§ **RECORDS SUPPLIED**:
* START *
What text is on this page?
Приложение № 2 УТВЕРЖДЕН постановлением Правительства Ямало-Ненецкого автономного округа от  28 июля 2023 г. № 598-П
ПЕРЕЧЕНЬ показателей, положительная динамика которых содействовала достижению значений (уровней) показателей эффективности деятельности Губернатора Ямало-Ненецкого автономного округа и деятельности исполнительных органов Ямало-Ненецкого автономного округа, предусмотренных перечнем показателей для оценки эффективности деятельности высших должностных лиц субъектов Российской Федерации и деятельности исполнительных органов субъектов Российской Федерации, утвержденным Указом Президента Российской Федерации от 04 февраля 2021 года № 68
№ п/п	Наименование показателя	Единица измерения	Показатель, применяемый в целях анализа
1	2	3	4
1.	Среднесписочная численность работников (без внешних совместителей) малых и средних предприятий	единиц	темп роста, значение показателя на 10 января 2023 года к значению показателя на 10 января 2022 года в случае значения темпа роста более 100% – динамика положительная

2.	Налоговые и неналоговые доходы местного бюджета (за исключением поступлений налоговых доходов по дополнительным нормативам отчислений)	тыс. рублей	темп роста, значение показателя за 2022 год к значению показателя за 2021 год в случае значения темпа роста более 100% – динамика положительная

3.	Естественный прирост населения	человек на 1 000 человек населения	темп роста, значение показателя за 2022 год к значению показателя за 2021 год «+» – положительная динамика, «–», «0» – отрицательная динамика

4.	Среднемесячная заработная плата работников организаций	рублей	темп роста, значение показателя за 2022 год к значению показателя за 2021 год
* END *
§ **INSTRUCTIONS TO FOLLOW**: All of the data shown above must be copied exactly.

§ **THE REPLY**:
What text is on this page?
Приложение № 2 УТВЕРЖДЕН постановлением Правительства Ямало-Ненецкого автономного округа от  28 июля 2023 г. № 598-П
ПЕРЕЧЕНЬ показателей, положительная динамика которых содействовала достижению значений (уровней) показателей эффективности деятельности Губернатора Ямало-Ненецкого автономного округа и деятельности исполнительных органов Ямало-Ненецкого автономного округа, предусмотренных перечнем показателей для оценки эффективности деятельности высших должностных лиц субъектов Российской Федерации и деятельности исполнительных органов субъектов Российской Федерации, утвержденным Указом Президента Российской Федерации от 04 февраля 2021 года № 68
№ п/п	Наименование показателя	Единица измерения	Показатель, применяемый в целях анализа
1	2	3	4
1.	Среднесписочная численность работников (без внешних совместителей) малых и средних предприятий	единиц	темп роста, значение показателя на 10 января 2023 года к значению показателя на 10 января 2022 года в случае значения темпа роста более 100% – динамика положительная

2.	Налоговые и неналоговые доходы местного бюджета (за исключением поступлений налоговых доходов по дополнительным нормативам отчислений)	тыс. рублей	темп роста, значение показателя за 2022 год к значению показателя за 2021 год в случае значения темпа роста более 100% – динамика положительная

3.	Естественный прирост населения	человек на 1 000 человек населения	темп роста, значение показателя за 2022 год к значению показателя за 2021 год «+» – положительная динамика, «–», «0» – отрицательная динамика

4.	Среднемесячная заработная плата работников организаций	рублей	темп роста, значение показателя за 2022 год к значению показателя за 2021 год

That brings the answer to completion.